%%

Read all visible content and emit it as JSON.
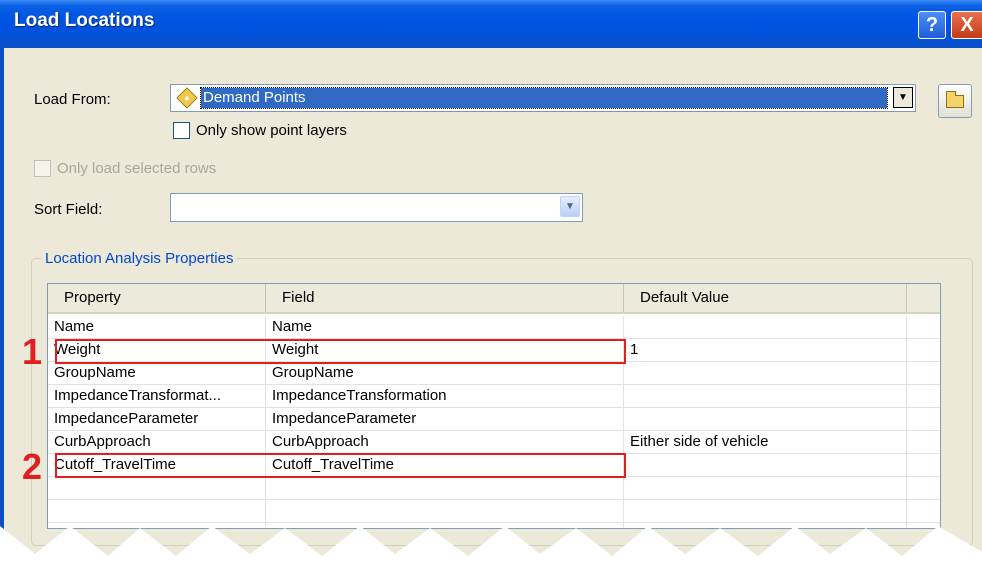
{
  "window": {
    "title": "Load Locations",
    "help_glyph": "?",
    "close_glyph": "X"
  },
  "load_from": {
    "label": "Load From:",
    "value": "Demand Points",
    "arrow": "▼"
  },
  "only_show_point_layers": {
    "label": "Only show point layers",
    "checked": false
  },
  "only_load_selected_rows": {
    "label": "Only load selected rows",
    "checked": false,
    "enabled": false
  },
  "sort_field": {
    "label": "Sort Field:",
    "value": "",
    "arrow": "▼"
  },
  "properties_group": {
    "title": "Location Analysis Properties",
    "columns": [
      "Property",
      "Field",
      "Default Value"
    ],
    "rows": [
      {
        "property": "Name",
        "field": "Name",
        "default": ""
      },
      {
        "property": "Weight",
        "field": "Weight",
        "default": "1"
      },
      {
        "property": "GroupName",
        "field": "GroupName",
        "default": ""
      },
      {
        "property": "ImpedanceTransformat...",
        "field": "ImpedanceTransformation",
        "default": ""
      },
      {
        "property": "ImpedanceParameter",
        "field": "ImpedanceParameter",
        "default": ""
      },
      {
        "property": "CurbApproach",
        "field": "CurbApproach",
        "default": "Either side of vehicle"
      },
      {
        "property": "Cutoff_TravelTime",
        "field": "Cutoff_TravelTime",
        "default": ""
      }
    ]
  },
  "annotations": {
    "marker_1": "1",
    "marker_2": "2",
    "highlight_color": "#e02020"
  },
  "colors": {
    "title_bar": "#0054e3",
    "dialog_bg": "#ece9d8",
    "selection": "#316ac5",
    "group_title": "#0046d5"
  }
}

%%
%%

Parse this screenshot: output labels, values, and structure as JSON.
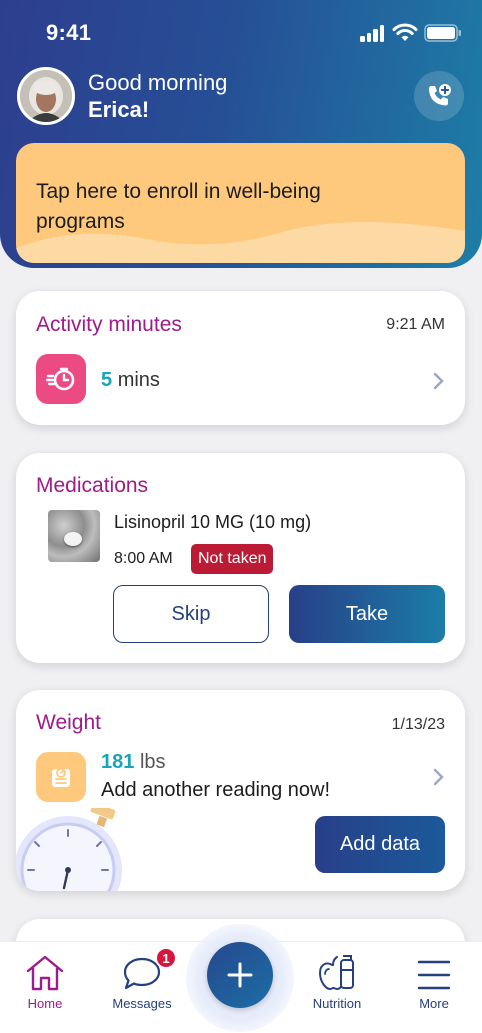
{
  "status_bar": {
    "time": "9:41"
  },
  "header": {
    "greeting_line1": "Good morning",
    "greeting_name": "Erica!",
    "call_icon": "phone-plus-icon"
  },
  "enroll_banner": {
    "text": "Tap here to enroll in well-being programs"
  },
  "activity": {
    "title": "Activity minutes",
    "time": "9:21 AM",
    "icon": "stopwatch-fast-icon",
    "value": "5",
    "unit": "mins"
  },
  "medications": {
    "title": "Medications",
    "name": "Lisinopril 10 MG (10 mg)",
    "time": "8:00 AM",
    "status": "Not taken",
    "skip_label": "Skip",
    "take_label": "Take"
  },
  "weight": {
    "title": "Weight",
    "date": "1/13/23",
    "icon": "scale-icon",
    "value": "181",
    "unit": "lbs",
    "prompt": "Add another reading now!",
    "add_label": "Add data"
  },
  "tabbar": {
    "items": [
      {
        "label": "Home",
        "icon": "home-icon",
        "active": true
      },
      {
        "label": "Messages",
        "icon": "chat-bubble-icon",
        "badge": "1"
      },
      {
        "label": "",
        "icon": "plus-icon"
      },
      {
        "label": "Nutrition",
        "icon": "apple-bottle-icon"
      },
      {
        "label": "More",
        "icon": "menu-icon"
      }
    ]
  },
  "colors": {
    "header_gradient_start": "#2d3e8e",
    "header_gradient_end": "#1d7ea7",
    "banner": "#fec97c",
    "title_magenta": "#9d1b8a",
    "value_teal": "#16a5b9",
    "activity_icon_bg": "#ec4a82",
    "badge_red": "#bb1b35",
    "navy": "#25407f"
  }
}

%%

■ Short exercise ■
From the material above, copy each line that includes the word "ImpedanceParameter".

■ Exercise result ■
        "property": "ImpedanceParameter",
        "field": "ImpedanceParameter",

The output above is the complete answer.